>> BEGIN ENTRIES SUPPLIED

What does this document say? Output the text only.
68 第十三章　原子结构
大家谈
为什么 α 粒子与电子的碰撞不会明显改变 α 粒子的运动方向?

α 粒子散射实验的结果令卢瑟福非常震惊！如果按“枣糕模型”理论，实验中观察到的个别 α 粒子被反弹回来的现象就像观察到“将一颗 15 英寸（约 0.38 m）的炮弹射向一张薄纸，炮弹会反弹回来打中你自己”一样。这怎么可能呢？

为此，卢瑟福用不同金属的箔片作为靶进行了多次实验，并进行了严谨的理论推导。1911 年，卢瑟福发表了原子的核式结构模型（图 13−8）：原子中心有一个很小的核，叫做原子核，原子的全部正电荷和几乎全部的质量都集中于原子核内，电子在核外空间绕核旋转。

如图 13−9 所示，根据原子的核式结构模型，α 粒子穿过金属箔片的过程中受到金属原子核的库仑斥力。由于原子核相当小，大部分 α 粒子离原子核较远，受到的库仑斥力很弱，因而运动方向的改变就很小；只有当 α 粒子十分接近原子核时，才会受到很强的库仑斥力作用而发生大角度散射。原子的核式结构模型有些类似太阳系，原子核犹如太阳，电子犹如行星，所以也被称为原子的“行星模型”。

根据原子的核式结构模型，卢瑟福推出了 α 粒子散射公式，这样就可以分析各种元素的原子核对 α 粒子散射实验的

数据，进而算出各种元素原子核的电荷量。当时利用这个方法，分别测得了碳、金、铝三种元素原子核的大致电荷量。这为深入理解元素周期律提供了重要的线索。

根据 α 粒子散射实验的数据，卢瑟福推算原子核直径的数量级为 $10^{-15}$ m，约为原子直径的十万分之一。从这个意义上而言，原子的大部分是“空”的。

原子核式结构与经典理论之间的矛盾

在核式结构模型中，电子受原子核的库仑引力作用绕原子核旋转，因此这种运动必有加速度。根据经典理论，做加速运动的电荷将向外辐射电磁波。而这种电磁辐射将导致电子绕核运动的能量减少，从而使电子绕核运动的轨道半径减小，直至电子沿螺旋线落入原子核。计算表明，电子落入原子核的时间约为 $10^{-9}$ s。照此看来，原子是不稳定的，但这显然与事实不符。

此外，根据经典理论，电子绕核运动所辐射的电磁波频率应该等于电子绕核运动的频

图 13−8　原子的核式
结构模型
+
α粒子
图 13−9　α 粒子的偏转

>> END ENTRIES SUPPLIED

WRITTEN EXERCISE:
Write an exact transcription of every entry above.

TASK RESULT:
What does this document say? Output the text only.
68 第十三章　原子结构
大家谈
为什么 α 粒子与电子的碰撞不会明显改变 α 粒子的运动方向?

α 粒子散射实验的结果令卢瑟福非常震惊！如果按“枣糕模型”理论，实验中观察到的个别 α 粒子被反弹回来的现象就像观察到“将一颗 15 英寸（约 0.38 m）的炮弹射向一张薄纸，炮弹会反弹回来打中你自己”一样。这怎么可能呢？

为此，卢瑟福用不同金属的箔片作为靶进行了多次实验，并进行了严谨的理论推导。1911 年，卢瑟福发表了原子的核式结构模型（图 13−8）：原子中心有一个很小的核，叫做原子核，原子的全部正电荷和几乎全部的质量都集中于原子核内，电子在核外空间绕核旋转。

如图 13−9 所示，根据原子的核式结构模型，α 粒子穿过金属箔片的过程中受到金属原子核的库仑斥力。由于原子核相当小，大部分 α 粒子离原子核较远，受到的库仑斥力很弱，因而运动方向的改变就很小；只有当 α 粒子十分接近原子核时，才会受到很强的库仑斥力作用而发生大角度散射。原子的核式结构模型有些类似太阳系，原子核犹如太阳，电子犹如行星，所以也被称为原子的“行星模型”。

根据原子的核式结构模型，卢瑟福推出了 α 粒子散射公式，这样就可以分析各种元素的原子核对 α 粒子散射实验的

数据，进而算出各种元素原子核的电荷量。当时利用这个方法，分别测得了碳、金、铝三种元素原子核的大致电荷量。这为深入理解元素周期律提供了重要的线索。

根据 α 粒子散射实验的数据，卢瑟福推算原子核直径的数量级为 $10^{-15}$ m，约为原子直径的十万分之一。从这个意义上而言，原子的大部分是“空”的。

原子核式结构与经典理论之间的矛盾

在核式结构模型中，电子受原子核的库仑引力作用绕原子核旋转，因此这种运动必有加速度。根据经典理论，做加速运动的电荷将向外辐射电磁波。而这种电磁辐射将导致电子绕核运动的能量减少，从而使电子绕核运动的轨道半径减小，直至电子沿螺旋线落入原子核。计算表明，电子落入原子核的时间约为 $10^{-9}$ s。照此看来，原子是不稳定的，但这显然与事实不符。

此外，根据经典理论，电子绕核运动所辐射的电磁波频率应该等于电子绕核运动的频

图 13−8　原子的核式
结构模型
+
α粒子
图 13−9　α 粒子的偏转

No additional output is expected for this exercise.